-- start Material for this exercise --
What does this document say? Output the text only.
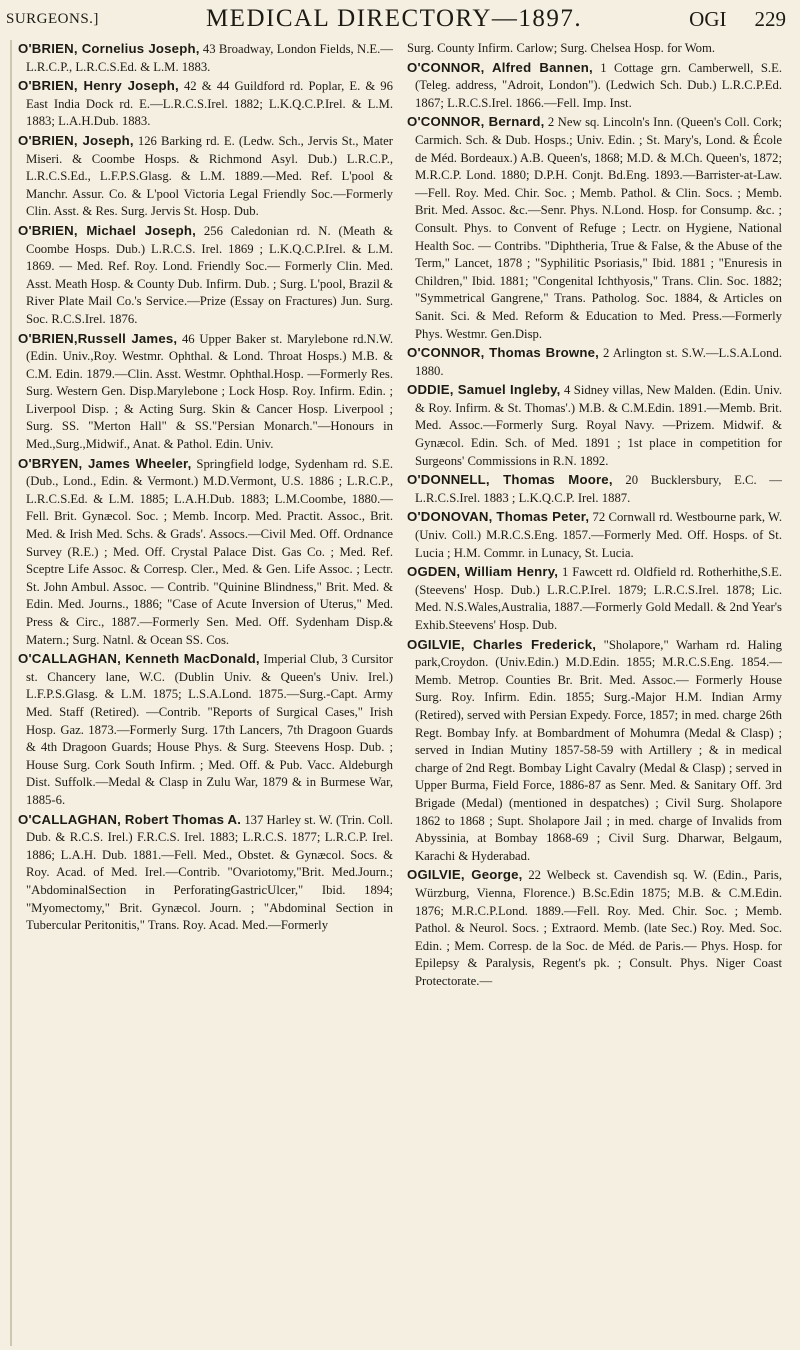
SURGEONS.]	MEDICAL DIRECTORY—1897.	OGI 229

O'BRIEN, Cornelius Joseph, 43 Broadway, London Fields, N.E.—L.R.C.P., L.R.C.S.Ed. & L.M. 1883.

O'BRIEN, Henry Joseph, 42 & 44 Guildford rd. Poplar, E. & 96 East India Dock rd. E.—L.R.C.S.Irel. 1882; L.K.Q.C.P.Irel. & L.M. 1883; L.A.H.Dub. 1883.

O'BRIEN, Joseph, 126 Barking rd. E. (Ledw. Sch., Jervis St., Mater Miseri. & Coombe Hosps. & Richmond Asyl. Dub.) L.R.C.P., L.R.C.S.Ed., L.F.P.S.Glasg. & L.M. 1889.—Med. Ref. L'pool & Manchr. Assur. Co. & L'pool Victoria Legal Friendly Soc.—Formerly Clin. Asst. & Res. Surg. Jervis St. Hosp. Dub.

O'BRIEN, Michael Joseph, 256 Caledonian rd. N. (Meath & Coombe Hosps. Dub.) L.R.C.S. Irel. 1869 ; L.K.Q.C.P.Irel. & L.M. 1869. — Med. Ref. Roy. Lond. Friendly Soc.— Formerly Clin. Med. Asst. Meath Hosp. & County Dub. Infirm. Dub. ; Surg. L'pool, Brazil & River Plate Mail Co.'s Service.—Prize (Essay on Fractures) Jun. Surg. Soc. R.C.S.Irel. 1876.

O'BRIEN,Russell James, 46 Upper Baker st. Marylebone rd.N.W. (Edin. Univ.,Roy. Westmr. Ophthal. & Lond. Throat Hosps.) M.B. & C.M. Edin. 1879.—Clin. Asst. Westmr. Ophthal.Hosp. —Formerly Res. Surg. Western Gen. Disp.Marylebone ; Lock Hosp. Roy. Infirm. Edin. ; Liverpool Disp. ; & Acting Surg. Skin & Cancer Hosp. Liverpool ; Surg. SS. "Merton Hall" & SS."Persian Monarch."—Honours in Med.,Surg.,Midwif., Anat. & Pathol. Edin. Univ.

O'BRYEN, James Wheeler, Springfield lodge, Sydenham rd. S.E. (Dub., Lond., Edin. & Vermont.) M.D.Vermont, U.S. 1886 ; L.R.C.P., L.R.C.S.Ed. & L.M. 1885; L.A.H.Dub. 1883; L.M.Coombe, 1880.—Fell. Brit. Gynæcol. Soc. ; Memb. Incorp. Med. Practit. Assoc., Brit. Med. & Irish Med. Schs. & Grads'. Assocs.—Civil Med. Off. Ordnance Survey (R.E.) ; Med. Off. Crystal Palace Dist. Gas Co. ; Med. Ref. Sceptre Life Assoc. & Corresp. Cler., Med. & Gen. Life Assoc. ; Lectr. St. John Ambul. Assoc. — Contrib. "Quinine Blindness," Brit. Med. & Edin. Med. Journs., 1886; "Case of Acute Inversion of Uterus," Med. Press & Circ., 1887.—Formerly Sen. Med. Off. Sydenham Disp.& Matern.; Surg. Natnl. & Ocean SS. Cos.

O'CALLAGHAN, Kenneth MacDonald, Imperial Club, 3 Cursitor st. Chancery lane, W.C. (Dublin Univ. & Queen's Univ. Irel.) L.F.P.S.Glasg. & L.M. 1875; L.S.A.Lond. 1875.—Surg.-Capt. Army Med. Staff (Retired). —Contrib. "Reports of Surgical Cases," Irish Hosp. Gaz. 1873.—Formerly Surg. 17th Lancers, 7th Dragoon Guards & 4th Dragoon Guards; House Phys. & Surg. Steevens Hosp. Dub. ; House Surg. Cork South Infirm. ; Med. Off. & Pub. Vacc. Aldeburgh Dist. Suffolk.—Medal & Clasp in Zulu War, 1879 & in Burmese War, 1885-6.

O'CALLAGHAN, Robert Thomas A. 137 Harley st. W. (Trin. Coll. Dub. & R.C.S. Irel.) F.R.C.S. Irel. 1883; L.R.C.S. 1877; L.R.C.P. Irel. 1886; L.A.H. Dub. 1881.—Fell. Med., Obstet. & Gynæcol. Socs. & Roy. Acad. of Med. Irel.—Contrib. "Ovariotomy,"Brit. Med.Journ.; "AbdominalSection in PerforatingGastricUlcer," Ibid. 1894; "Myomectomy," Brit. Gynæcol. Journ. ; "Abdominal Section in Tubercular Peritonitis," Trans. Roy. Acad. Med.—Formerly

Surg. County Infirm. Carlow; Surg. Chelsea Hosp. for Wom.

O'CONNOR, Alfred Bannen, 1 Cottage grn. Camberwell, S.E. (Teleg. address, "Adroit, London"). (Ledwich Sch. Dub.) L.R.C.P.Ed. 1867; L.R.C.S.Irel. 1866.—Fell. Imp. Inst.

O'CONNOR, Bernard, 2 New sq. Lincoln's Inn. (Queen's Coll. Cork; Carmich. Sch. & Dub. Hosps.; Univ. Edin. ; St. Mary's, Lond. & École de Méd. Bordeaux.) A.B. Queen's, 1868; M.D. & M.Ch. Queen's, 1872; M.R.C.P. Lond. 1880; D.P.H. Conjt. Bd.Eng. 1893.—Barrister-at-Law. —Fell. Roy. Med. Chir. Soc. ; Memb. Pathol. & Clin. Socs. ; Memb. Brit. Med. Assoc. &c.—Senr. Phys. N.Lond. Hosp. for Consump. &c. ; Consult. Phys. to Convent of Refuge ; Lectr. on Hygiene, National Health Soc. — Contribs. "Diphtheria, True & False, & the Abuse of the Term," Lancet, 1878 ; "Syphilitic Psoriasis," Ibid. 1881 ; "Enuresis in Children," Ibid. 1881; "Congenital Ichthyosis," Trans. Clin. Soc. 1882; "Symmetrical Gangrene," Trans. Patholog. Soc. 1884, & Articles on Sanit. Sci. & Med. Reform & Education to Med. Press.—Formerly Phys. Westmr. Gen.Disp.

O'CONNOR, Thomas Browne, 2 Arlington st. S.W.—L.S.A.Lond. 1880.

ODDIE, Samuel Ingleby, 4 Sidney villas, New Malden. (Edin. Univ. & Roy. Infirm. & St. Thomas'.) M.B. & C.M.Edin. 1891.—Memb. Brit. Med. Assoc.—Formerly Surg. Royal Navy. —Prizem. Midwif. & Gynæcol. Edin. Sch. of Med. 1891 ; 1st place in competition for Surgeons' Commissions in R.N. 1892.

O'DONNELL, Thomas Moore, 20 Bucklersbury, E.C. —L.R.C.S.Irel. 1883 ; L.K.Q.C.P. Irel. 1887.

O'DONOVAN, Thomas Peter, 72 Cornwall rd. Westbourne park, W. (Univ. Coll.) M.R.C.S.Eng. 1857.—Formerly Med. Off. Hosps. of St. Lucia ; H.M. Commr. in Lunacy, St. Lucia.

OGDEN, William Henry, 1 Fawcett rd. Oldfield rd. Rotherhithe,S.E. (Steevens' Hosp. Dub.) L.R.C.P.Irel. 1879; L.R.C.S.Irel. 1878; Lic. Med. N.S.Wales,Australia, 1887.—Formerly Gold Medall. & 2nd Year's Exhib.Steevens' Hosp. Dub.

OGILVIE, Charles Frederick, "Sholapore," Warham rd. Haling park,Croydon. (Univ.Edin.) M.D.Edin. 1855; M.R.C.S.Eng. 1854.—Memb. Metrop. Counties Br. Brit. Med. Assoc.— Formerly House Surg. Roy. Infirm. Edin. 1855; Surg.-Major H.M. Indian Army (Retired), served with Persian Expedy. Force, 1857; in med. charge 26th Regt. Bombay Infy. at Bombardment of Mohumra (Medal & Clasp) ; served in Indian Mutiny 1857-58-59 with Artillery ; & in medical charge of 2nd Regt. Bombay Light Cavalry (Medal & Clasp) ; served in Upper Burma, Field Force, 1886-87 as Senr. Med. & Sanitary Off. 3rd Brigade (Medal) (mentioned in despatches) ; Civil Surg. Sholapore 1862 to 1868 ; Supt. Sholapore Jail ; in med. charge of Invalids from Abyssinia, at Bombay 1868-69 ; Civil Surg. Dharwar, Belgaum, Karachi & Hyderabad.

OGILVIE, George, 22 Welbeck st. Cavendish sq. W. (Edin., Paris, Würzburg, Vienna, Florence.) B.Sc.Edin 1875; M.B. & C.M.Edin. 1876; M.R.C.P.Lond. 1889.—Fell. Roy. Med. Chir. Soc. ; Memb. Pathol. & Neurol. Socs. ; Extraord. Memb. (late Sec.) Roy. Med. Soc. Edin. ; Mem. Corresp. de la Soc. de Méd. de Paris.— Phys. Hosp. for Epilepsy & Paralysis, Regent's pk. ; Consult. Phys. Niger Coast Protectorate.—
-- end Material for this exercise --
-- start Material for this exercise --
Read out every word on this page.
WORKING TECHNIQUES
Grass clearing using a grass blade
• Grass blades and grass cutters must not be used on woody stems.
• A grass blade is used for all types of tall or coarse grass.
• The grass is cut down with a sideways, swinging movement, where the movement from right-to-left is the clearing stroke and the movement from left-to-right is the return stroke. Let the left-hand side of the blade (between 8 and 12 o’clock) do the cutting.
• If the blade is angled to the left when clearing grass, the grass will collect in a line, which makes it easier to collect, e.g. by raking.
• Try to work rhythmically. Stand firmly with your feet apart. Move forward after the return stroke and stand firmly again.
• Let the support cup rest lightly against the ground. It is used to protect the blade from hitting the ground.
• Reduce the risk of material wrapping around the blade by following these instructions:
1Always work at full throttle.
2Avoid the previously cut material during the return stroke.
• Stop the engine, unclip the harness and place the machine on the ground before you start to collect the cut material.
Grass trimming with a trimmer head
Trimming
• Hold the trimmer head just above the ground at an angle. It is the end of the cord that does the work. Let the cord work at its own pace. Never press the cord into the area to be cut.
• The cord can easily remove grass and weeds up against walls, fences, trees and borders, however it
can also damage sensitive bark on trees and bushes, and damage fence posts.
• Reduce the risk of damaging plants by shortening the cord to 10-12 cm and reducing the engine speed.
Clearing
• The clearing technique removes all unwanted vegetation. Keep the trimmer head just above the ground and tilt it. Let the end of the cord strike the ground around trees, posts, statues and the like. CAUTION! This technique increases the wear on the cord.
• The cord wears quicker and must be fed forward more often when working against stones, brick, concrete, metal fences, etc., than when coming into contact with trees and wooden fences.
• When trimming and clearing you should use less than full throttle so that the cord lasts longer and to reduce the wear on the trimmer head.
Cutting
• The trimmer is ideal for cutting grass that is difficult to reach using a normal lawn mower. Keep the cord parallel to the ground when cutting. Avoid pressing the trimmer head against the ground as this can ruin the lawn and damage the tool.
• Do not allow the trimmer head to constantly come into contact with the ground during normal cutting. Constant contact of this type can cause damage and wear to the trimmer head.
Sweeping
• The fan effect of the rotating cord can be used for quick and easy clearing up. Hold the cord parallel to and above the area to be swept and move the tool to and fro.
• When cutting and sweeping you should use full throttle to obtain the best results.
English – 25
-- end Material for this exercise --
From the records above, pull out each line that has "using".

Grass clearing using a grass blade
• The trimmer is ideal for cutting grass that is difficult to reach using a normal lawn mower. Keep the cord parallel to the ground when cutting. Avoid pressing the trimmer head against the ground as this can ruin the lawn and damage the tool.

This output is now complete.